>> start SUPPLIED RECORDS

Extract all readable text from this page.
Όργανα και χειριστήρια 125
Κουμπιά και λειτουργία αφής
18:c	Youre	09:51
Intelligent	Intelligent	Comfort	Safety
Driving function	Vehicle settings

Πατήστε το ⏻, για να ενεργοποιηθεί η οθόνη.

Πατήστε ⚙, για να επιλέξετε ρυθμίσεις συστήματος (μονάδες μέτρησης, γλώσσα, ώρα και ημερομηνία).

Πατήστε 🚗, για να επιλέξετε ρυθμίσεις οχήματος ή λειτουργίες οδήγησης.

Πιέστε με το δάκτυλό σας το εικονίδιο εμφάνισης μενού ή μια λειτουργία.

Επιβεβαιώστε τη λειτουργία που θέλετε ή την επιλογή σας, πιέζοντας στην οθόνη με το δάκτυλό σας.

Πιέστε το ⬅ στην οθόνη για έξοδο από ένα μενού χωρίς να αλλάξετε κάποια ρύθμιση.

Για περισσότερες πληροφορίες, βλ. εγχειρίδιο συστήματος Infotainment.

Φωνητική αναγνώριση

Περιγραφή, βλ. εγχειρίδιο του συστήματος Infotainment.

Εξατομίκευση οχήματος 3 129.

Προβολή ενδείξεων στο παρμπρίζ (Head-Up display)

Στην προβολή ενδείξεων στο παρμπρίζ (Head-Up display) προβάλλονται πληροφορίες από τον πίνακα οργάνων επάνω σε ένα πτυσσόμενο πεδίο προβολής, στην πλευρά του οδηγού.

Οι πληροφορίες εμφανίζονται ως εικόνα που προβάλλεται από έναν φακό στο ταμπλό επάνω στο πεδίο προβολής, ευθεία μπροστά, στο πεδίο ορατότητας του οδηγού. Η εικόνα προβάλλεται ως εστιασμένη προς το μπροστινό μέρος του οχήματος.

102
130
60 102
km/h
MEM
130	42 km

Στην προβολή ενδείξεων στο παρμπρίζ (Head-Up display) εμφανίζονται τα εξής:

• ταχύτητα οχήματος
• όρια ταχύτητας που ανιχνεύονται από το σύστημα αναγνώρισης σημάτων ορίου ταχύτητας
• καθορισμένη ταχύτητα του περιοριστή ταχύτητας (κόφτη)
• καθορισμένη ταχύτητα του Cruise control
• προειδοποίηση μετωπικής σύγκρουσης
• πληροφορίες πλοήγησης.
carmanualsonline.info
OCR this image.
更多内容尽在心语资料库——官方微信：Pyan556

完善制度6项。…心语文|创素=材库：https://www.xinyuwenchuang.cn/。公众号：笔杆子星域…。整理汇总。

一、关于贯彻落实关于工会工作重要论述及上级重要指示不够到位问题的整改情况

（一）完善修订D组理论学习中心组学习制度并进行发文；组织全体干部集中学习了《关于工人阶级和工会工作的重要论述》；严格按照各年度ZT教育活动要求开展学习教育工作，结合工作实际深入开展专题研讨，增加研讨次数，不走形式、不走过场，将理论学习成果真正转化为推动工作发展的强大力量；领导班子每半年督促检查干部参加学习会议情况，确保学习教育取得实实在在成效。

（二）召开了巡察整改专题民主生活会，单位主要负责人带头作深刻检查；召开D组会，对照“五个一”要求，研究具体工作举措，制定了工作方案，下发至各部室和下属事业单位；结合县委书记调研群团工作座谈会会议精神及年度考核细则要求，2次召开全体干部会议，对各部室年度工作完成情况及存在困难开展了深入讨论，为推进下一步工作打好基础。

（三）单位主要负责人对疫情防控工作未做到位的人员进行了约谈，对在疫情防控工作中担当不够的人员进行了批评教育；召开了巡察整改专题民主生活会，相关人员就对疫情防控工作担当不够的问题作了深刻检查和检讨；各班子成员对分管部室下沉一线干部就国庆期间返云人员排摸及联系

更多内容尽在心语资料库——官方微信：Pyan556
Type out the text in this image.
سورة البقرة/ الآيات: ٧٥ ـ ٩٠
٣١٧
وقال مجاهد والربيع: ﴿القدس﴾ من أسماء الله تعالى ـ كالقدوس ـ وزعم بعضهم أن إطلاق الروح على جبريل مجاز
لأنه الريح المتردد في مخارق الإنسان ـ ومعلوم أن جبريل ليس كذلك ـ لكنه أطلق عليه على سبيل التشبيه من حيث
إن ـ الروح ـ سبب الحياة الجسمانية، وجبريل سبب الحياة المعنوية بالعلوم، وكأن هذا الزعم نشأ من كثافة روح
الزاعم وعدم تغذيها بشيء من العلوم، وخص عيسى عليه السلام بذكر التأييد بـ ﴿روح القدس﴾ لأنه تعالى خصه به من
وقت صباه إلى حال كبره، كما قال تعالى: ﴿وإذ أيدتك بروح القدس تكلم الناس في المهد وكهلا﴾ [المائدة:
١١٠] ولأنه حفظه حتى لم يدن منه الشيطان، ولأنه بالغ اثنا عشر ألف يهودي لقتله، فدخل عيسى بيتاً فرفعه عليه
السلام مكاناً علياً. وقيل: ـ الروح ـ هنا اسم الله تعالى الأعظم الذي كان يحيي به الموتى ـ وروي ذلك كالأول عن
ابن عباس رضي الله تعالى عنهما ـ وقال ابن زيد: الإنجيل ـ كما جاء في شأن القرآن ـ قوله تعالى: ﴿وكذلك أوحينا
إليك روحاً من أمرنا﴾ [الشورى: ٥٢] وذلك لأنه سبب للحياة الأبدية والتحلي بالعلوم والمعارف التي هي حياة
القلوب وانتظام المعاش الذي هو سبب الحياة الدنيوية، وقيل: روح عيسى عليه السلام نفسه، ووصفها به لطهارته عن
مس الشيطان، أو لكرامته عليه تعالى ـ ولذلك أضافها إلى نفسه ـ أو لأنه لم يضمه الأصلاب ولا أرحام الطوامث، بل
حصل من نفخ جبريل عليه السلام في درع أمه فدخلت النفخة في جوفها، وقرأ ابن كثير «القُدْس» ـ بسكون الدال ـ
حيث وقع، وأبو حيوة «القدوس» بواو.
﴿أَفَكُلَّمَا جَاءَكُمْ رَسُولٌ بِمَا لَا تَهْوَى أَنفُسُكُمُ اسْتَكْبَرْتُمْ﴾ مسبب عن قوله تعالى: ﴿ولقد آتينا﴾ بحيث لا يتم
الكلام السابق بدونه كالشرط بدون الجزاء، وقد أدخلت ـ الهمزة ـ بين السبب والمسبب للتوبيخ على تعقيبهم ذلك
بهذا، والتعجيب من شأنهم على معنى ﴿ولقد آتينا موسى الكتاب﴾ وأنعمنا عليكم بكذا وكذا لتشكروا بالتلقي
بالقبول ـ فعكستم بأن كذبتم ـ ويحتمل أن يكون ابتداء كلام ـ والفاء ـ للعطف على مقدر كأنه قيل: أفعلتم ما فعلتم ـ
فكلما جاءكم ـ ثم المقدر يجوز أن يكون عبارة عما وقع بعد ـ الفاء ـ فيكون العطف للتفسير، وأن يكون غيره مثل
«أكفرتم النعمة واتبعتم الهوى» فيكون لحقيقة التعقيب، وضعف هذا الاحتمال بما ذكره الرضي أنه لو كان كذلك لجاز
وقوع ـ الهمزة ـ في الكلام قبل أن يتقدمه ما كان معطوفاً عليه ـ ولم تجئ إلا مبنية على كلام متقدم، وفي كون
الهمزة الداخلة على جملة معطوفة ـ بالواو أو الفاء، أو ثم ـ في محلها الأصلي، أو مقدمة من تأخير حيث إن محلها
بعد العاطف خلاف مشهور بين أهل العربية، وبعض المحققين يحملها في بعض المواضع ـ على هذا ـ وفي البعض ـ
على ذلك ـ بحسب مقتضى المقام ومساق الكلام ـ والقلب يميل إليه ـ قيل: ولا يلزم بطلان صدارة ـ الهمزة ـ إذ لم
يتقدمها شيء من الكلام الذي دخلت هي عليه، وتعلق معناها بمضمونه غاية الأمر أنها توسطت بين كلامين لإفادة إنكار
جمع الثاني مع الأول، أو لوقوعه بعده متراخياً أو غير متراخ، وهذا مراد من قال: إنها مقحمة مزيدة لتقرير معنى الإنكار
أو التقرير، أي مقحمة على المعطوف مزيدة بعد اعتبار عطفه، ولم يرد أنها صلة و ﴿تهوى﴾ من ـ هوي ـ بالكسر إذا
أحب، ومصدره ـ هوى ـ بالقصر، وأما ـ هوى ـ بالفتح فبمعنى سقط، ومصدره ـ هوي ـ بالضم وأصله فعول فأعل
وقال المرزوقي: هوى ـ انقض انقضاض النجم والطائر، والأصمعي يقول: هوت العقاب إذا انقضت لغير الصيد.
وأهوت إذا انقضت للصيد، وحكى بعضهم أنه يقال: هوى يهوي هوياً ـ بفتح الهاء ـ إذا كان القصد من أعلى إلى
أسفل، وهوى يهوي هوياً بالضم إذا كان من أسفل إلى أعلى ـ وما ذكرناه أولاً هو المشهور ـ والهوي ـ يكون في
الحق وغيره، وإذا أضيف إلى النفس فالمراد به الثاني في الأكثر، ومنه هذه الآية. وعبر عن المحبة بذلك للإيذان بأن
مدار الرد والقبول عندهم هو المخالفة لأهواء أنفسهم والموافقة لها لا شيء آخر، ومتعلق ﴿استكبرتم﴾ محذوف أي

>> end SUPPLIED RECORDS

### THE TASK
Say how many lines include the word "الحياة"; reply with the number alone.

### THE ANSWER
2